Every record below should be written out exactly; pictures stay out.
* Begin Input material *
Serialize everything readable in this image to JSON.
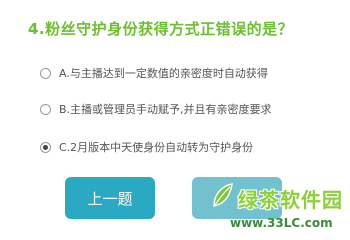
{
  "question": {
    "title": "4.粉丝守护身份获得方式正错误的是？"
  },
  "options": [
    {
      "label": "A.与主播达到一定数值的亲密度时自动获得",
      "selected": false
    },
    {
      "label": "B.主播或管理员手动赋予,并且有亲密度要求",
      "selected": false
    },
    {
      "label": "C.2月版本中天使身份自动转为守护身份",
      "selected": true
    }
  ],
  "navigation": {
    "prev_label": "上一题",
    "next_label": ""
  },
  "watermark": {
    "brand": "绿茶软件园",
    "url": "www.33LC.com"
  },
  "colors": {
    "title": "#6cbf2f",
    "button": "#29a9c2"
  }
}
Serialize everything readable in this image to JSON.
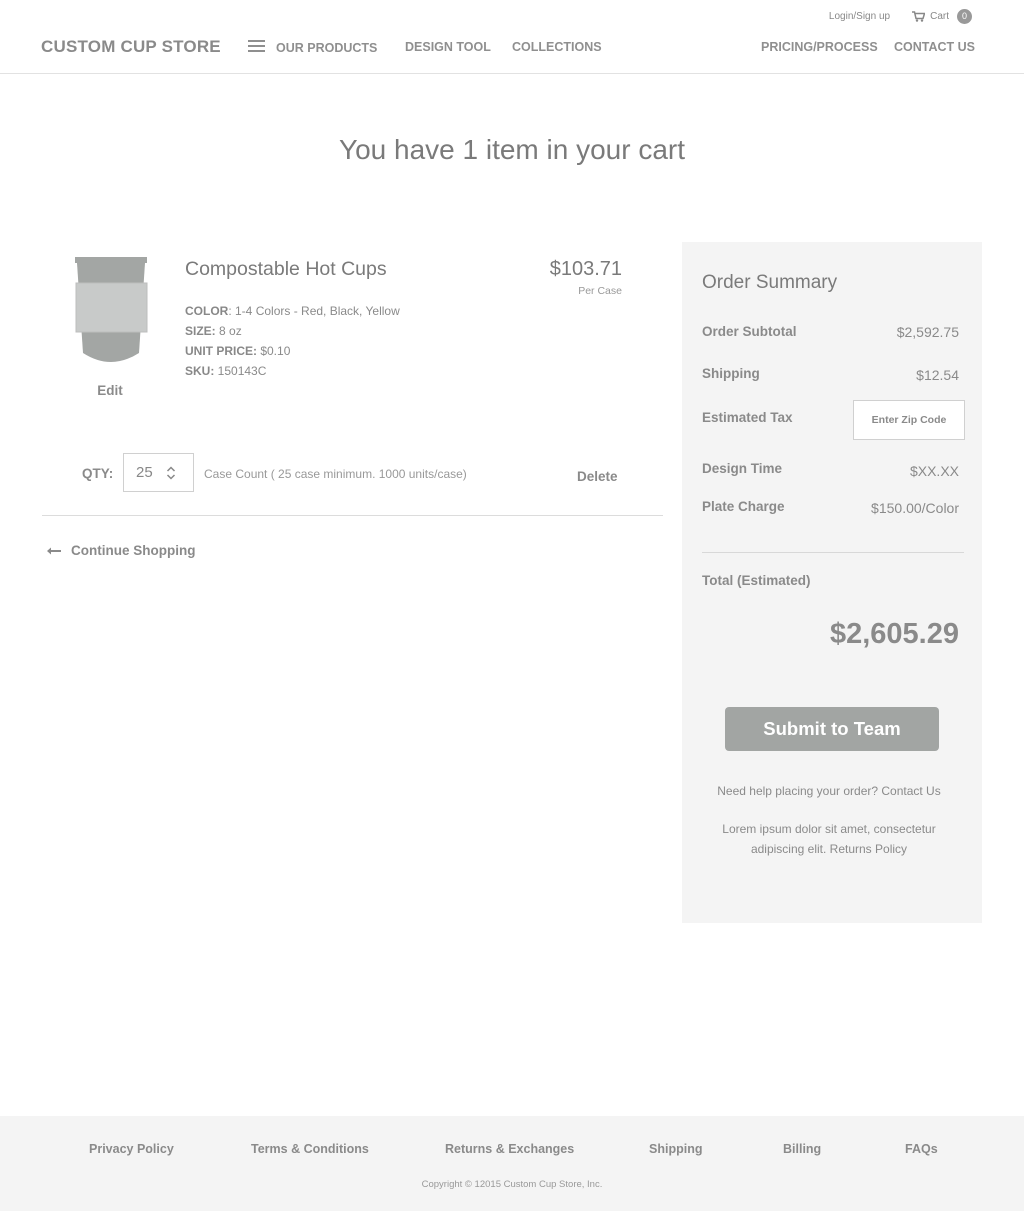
{
  "header": {
    "logo": "CUSTOM CUP STORE",
    "login": "Login/Sign up",
    "cart_label": "Cart",
    "cart_count": "0",
    "nav": {
      "products": "OUR PRODUCTS",
      "design_tool": "DESIGN TOOL",
      "collections": "COLLECTIONS",
      "pricing": "PRICING/PROCESS",
      "contact": "CONTACT US"
    }
  },
  "page": {
    "title": "You have 1 item in your cart"
  },
  "cart_item": {
    "name": "Compostable Hot Cups",
    "price": "$103.71",
    "price_unit": "Per Case",
    "edit": "Edit",
    "specs": {
      "color_label": "COLOR",
      "color_value": ": 1-4 Colors - Red, Black, Yellow",
      "size_label": "SIZE:",
      "size_value": " 8 oz",
      "unit_price_label": "UNIT PRICE:",
      "unit_price_value": " $0.10",
      "sku_label": "SKU:",
      "sku_value": " 150143C"
    },
    "qty_label": "QTY:",
    "qty_value": "25",
    "case_count": "Case Count ( 25 case minimum. 1000 units/case)",
    "delete": "Delete"
  },
  "continue_shopping": "Continue Shopping",
  "summary": {
    "title": "Order Summary",
    "subtotal_label": "Order Subtotal",
    "subtotal_value": "$2,592.75",
    "shipping_label": "Shipping",
    "shipping_value": "$12.54",
    "tax_label": "Estimated Tax",
    "zip_placeholder": "Enter Zip Code",
    "design_time_label": "Design Time",
    "design_time_value": "$XX.XX",
    "plate_charge_label": "Plate Charge",
    "plate_charge_value": "$150.00/Color",
    "total_label": "Total (Estimated)",
    "total_value": "$2,605.29",
    "submit": "Submit to Team",
    "help": "Need help placing your order? Contact Us",
    "lorem": "Lorem ipsum dolor sit amet, consectetur adipiscing elit. Returns Policy"
  },
  "footer": {
    "links": [
      "Privacy Policy",
      "Terms & Conditions",
      "Returns & Exchanges",
      "Shipping",
      "Billing",
      "FAQs"
    ],
    "copyright": "Copyright © 12015 Custom Cup Store, Inc."
  },
  "colors": {
    "text": "#7a7a7a",
    "summary_bg": "#f4f4f4",
    "button": "#a2a5a3",
    "cup": "#a3a6a4"
  }
}
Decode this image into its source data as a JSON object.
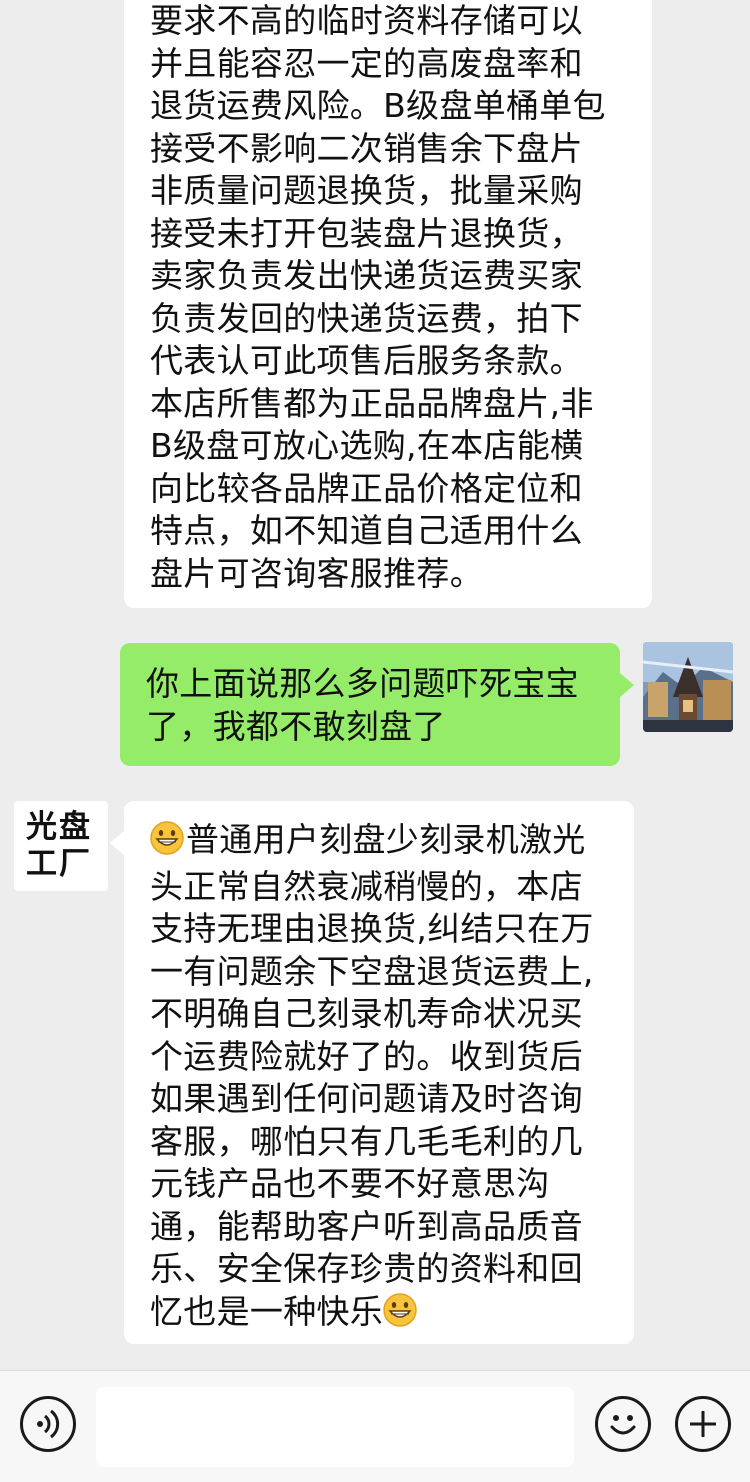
{
  "messages": {
    "top": {
      "text": "要求不高的临时资料存储可以\n并且能容忍一定的高废盘率和\n退货运费风险。B级盘单桶单包\n接受不影响二次销售余下盘片\n非质量问题退换货，批量采购\n接受未打开包装盘片退换货，\n卖家负责发出快递货运费买家\n负责发回的快递货运费，拍下\n代表认可此项售后服务条款。\n本店所售都为正品品牌盘片,非\nB级盘可放心选购,在本店能横\n向比较各品牌正品价格定位和\n特点，如不知道自己适用什么\n盘片可咨询客服推荐。"
    },
    "me": {
      "text": "你上面说那么多问题吓死宝宝\n了，我都不敢刻盘了"
    },
    "shop": {
      "avatar_text": "光盘\n工厂",
      "leading_emoji": "grinning-face-icon",
      "text": "普通用户刻盘少刻录机激光\n头正常自然衰减稍慢的，本店\n支持无理由退换货,纠结只在万\n一有问题余下空盘退货运费上,\n不明确自己刻录机寿命状况买\n个运费险就好了的。收到货后\n如果遇到任何问题请及时咨询\n客服，哪怕只有几毛毛利的几\n元钱产品也不要不好意思沟\n通，能帮助客户听到高品质音\n乐、安全保存珍贵的资料和回\n忆也是一种快乐",
      "trailing_emoji": "grinning-face-icon"
    }
  },
  "input_bar": {
    "value": "",
    "voice_icon": "voice-icon",
    "emoji_icon": "emoji-icon",
    "plus_icon": "plus-icon"
  },
  "colors": {
    "background": "#ededed",
    "my_bubble": "#95ec69",
    "other_bubble": "#ffffff",
    "input_bar": "#f7f7f7"
  }
}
* End Input material *
▶ _Response below_
Serialize everything readable in this image to JSON.
{
  "question": {
    "title": "4.粉丝守护身份获得方式正错误的是？"
  },
  "options": [
    {
      "label": "A.与主播达到一定数值的亲密度时自动获得",
      "selected": false
    },
    {
      "label": "B.主播或管理员手动赋予,并且有亲密度要求",
      "selected": false
    },
    {
      "label": "C.2月版本中天使身份自动转为守护身份",
      "selected": true
    }
  ],
  "navigation": {
    "prev_label": "上一题",
    "next_label": ""
  },
  "watermark": {
    "brand": "绿茶软件园",
    "url": "www.33LC.com"
  },
  "colors": {
    "title": "#6cbf2f",
    "button": "#29a9c2"
  }
}
Serialize everything readable in this image to JSON.
{
  "header": {
    "logo": "CUSTOM CUP STORE",
    "login": "Login/Sign up",
    "cart_label": "Cart",
    "cart_count": "0",
    "nav": {
      "products": "OUR PRODUCTS",
      "design_tool": "DESIGN TOOL",
      "collections": "COLLECTIONS",
      "pricing": "PRICING/PROCESS",
      "contact": "CONTACT US"
    }
  },
  "page": {
    "title": "You have 1 item in your cart"
  },
  "cart_item": {
    "name": "Compostable Hot Cups",
    "price": "$103.71",
    "price_unit": "Per Case",
    "edit": "Edit",
    "specs": {
      "color_label": "COLOR",
      "color_value": ": 1-4 Colors - Red, Black, Yellow",
      "size_label": "SIZE:",
      "size_value": " 8 oz",
      "unit_price_label": "UNIT PRICE:",
      "unit_price_value": " $0.10",
      "sku_label": "SKU:",
      "sku_value": " 150143C"
    },
    "qty_label": "QTY:",
    "qty_value": "25",
    "case_count": "Case Count ( 25 case minimum. 1000 units/case)",
    "delete": "Delete"
  },
  "continue_shopping": "Continue Shopping",
  "summary": {
    "title": "Order Summary",
    "subtotal_label": "Order Subtotal",
    "subtotal_value": "$2,592.75",
    "shipping_label": "Shipping",
    "shipping_value": "$12.54",
    "tax_label": "Estimated Tax",
    "zip_placeholder": "Enter Zip Code",
    "design_time_label": "Design Time",
    "design_time_value": "$XX.XX",
    "plate_charge_label": "Plate Charge",
    "plate_charge_value": "$150.00/Color",
    "total_label": "Total (Estimated)",
    "total_value": "$2,605.29",
    "submit": "Submit to Team",
    "help": "Need help placing your order? Contact Us",
    "lorem": "Lorem ipsum dolor sit amet, consectetur adipiscing elit. Returns Policy"
  },
  "footer": {
    "links": [
      "Privacy Policy",
      "Terms & Conditions",
      "Returns & Exchanges",
      "Shipping",
      "Billing",
      "FAQs"
    ],
    "copyright": "Copyright © 12015 Custom Cup Store, Inc."
  },
  "colors": {
    "text": "#7a7a7a",
    "summary_bg": "#f4f4f4",
    "button": "#a2a5a3",
    "cup": "#a3a6a4"
  }
}
Decode this image into its source data as a JSON object.
{
  "messages": {
    "top": {
      "text": "要求不高的临时资料存储可以\n并且能容忍一定的高废盘率和\n退货运费风险。B级盘单桶单包\n接受不影响二次销售余下盘片\n非质量问题退换货，批量采购\n接受未打开包装盘片退换货，\n卖家负责发出快递货运费买家\n负责发回的快递货运费，拍下\n代表认可此项售后服务条款。\n本店所售都为正品品牌盘片,非\nB级盘可放心选购,在本店能横\n向比较各品牌正品价格定位和\n特点，如不知道自己适用什么\n盘片可咨询客服推荐。"
    },
    "me": {
      "text": "你上面说那么多问题吓死宝宝\n了，我都不敢刻盘了"
    },
    "shop": {
      "avatar_text": "光盘\n工厂",
      "leading_emoji": "grinning-face-icon",
      "text": "普通用户刻盘少刻录机激光\n头正常自然衰减稍慢的，本店\n支持无理由退换货,纠结只在万\n一有问题余下空盘退货运费上,\n不明确自己刻录机寿命状况买\n个运费险就好了的。收到货后\n如果遇到任何问题请及时咨询\n客服，哪怕只有几毛毛利的几\n元钱产品也不要不好意思沟\n通，能帮助客户听到高品质音\n乐、安全保存珍贵的资料和回\n忆也是一种快乐",
      "trailing_emoji": "grinning-face-icon"
    }
  },
  "input_bar": {
    "value": "",
    "voice_icon": "voice-icon",
    "emoji_icon": "emoji-icon",
    "plus_icon": "plus-icon"
  },
  "colors": {
    "background": "#ededed",
    "my_bubble": "#95ec69",
    "other_bubble": "#ffffff",
    "input_bar": "#f7f7f7"
  }
}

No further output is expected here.